To be done
Search the data below for the string "Metric". Extract every line that contains it.

-*-

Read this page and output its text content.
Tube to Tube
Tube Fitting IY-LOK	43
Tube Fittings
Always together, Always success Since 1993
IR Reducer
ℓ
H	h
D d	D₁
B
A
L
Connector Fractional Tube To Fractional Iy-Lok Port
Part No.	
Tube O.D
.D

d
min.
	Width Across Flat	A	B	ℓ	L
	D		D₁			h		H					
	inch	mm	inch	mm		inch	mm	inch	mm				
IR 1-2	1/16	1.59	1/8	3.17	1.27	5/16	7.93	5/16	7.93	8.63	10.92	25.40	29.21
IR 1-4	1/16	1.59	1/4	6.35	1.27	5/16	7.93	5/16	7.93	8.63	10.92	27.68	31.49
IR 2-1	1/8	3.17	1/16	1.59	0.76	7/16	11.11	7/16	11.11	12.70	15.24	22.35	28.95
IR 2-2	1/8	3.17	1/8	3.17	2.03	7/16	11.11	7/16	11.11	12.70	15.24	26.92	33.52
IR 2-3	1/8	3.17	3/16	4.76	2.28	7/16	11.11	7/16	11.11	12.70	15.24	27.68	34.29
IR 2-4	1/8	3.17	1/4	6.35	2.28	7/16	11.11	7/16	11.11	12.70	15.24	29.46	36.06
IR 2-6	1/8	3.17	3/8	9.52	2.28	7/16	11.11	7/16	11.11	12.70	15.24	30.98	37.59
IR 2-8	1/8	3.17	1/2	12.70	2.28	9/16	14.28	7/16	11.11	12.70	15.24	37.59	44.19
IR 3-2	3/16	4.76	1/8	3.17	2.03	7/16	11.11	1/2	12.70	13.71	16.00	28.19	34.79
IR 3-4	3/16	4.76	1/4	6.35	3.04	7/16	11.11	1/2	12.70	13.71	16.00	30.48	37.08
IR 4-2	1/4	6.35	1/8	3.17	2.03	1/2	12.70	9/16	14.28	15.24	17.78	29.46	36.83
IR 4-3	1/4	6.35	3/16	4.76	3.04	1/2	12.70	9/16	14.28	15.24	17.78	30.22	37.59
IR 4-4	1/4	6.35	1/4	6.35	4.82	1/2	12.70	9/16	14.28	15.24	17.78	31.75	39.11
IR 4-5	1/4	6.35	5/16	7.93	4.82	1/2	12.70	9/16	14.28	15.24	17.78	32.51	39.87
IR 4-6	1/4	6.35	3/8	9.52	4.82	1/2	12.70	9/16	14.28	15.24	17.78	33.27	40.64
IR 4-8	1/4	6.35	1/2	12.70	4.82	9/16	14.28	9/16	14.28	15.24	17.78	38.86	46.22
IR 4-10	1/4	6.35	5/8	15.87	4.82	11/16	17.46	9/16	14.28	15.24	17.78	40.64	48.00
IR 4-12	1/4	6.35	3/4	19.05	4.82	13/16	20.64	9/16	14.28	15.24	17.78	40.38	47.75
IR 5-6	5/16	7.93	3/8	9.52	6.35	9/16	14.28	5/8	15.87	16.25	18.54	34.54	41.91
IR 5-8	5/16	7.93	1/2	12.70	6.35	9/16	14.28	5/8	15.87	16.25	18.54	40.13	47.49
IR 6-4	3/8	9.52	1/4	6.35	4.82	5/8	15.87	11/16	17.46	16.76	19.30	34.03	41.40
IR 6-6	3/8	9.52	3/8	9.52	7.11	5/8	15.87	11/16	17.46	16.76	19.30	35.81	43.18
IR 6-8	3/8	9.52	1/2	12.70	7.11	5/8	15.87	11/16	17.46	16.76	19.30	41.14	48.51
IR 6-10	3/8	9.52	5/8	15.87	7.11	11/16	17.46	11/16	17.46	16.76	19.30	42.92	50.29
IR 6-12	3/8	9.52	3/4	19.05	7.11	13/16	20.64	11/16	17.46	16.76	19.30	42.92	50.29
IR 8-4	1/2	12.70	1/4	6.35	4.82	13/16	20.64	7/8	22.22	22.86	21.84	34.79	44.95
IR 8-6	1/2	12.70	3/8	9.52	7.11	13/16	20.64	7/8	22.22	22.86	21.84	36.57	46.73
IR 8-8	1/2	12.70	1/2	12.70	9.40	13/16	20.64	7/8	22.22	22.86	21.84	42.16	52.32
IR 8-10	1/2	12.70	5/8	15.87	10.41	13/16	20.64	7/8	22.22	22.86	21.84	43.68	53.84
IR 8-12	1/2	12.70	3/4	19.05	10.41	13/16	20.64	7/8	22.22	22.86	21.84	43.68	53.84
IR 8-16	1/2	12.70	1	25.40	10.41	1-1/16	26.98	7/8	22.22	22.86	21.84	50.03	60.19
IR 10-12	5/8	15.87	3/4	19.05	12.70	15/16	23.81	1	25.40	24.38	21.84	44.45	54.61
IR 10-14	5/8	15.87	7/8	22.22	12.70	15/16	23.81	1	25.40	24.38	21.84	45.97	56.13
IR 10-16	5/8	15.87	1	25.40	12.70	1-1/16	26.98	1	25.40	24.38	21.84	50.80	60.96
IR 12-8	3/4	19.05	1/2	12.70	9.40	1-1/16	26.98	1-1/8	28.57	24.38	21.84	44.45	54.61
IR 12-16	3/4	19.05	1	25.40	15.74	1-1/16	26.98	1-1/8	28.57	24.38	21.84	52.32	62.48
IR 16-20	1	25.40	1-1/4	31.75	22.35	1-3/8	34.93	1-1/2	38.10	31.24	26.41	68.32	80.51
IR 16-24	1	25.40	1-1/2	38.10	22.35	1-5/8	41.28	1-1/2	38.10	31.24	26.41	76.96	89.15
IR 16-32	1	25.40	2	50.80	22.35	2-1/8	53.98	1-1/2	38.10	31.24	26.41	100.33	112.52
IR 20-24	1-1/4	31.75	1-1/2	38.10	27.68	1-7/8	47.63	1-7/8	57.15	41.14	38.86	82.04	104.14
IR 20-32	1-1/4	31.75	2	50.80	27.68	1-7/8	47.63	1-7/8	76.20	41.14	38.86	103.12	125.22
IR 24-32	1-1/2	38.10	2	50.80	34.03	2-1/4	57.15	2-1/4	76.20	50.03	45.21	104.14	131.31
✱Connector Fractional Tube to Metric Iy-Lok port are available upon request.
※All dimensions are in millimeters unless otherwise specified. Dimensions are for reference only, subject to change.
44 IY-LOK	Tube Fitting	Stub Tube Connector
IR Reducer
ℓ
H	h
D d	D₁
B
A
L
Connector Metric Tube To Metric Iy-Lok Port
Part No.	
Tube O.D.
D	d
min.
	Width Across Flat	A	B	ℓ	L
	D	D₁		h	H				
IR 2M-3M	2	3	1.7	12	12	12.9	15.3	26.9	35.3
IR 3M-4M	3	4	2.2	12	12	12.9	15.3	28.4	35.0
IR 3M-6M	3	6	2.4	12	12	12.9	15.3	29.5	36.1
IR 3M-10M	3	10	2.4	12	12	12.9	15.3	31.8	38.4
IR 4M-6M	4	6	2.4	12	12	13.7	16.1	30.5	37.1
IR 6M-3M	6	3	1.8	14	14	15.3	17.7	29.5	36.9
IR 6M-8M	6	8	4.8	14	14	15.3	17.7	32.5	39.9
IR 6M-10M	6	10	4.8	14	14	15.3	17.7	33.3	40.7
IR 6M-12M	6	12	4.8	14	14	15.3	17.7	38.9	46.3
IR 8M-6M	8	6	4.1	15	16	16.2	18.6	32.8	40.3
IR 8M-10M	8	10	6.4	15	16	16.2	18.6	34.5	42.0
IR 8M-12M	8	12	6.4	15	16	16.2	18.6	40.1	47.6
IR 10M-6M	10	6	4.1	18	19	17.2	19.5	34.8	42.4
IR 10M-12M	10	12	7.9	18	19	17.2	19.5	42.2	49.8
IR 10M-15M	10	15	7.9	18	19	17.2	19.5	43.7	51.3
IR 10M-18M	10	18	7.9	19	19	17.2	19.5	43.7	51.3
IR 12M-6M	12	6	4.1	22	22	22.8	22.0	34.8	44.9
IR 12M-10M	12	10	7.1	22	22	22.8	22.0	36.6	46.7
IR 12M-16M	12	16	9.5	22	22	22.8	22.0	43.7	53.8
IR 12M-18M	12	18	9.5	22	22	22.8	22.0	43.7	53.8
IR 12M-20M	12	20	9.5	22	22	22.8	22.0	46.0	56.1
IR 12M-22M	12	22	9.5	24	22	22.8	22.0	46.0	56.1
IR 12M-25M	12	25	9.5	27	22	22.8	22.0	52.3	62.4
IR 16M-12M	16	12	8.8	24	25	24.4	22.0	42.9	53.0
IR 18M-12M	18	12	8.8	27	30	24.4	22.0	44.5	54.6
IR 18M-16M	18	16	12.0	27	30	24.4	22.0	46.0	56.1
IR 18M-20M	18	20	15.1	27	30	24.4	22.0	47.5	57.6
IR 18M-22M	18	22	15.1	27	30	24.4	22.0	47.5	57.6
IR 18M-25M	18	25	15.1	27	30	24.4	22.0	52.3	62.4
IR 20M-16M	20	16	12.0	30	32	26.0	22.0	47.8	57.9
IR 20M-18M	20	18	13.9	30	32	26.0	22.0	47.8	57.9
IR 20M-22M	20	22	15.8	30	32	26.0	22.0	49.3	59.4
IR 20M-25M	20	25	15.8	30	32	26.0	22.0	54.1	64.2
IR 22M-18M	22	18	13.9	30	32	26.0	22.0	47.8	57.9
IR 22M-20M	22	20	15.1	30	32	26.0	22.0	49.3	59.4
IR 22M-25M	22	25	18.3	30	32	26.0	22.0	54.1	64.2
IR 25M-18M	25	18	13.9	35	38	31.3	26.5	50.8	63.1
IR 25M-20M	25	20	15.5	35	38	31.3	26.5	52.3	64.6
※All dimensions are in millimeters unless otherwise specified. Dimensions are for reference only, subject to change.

-*-

Written response
✱Connector Fractional Tube to Metric Iy-Lok port are available upon request.
Connector Metric Tube To Metric Iy-Lok Port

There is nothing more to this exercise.